◆ GOAL: Give the material again in full, matching it exactly.

Stored data:

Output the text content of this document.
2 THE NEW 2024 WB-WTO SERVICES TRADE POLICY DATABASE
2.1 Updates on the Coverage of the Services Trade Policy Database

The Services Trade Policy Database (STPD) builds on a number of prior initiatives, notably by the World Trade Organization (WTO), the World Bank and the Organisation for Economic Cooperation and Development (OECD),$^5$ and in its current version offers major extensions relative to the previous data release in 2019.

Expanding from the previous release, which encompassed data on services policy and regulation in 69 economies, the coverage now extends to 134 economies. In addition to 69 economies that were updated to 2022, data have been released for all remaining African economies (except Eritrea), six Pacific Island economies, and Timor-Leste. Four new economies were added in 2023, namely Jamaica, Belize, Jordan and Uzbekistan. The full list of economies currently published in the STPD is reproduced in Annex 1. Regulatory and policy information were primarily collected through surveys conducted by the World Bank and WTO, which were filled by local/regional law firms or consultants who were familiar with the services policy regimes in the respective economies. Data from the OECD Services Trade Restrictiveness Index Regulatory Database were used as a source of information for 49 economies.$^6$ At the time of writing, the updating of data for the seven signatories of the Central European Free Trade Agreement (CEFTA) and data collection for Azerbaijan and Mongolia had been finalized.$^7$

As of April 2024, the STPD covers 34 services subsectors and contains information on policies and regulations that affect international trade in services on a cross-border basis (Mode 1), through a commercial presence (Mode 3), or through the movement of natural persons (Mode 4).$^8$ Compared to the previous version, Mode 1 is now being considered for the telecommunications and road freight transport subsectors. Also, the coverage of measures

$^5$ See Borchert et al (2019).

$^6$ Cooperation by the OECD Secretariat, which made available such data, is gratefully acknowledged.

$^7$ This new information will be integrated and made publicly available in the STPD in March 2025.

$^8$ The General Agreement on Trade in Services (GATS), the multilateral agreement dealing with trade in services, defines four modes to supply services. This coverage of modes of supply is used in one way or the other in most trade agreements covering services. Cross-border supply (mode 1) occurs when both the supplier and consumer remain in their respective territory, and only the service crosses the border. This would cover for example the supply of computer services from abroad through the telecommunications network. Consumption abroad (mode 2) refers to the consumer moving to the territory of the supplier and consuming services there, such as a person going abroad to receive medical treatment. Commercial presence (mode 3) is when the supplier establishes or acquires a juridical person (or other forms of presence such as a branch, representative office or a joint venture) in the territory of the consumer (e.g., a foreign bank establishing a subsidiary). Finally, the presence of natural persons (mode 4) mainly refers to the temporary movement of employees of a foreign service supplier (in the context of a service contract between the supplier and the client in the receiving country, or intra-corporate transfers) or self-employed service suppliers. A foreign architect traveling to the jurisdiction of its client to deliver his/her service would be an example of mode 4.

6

◆ EXPECTED ANSWER:
Output the text content of this document.
2 THE NEW 2024 WB-WTO SERVICES TRADE POLICY DATABASE
2.1 Updates on the Coverage of the Services Trade Policy Database

The Services Trade Policy Database (STPD) builds on a number of prior initiatives, notably by the World Trade Organization (WTO), the World Bank and the Organisation for Economic Cooperation and Development (OECD),$^5$ and in its current version offers major extensions relative to the previous data release in 2019.

Expanding from the previous release, which encompassed data on services policy and regulation in 69 economies, the coverage now extends to 134 economies. In addition to 69 economies that were updated to 2022, data have been released for all remaining African economies (except Eritrea), six Pacific Island economies, and Timor-Leste. Four new economies were added in 2023, namely Jamaica, Belize, Jordan and Uzbekistan. The full list of economies currently published in the STPD is reproduced in Annex 1. Regulatory and policy information were primarily collected through surveys conducted by the World Bank and WTO, which were filled by local/regional law firms or consultants who were familiar with the services policy regimes in the respective economies. Data from the OECD Services Trade Restrictiveness Index Regulatory Database were used as a source of information for 49 economies.$^6$ At the time of writing, the updating of data for the seven signatories of the Central European Free Trade Agreement (CEFTA) and data collection for Azerbaijan and Mongolia had been finalized.$^7$

As of April 2024, the STPD covers 34 services subsectors and contains information on policies and regulations that affect international trade in services on a cross-border basis (Mode 1), through a commercial presence (Mode 3), or through the movement of natural persons (Mode 4).$^8$ Compared to the previous version, Mode 1 is now being considered for the telecommunications and road freight transport subsectors. Also, the coverage of measures

$^5$ See Borchert et al (2019).

$^6$ Cooperation by the OECD Secretariat, which made available such data, is gratefully acknowledged.

$^7$ This new information will be integrated and made publicly available in the STPD in March 2025.

$^8$ The General Agreement on Trade in Services (GATS), the multilateral agreement dealing with trade in services, defines four modes to supply services. This coverage of modes of supply is used in one way or the other in most trade agreements covering services. Cross-border supply (mode 1) occurs when both the supplier and consumer remain in their respective territory, and only the service crosses the border. This would cover for example the supply of computer services from abroad through the telecommunications network. Consumption abroad (mode 2) refers to the consumer moving to the territory of the supplier and consuming services there, such as a person going abroad to receive medical treatment. Commercial presence (mode 3) is when the supplier establishes or acquires a juridical person (or other forms of presence such as a branch, representative office or a joint venture) in the territory of the consumer (e.g., a foreign bank establishing a subsidiary). Finally, the presence of natural persons (mode 4) mainly refers to the temporary movement of employees of a foreign service supplier (in the context of a service contract between the supplier and the client in the receiving country, or intra-corporate transfers) or self-employed service suppliers. A foreign architect traveling to the jurisdiction of its client to deliver his/her service would be an example of mode 4.

6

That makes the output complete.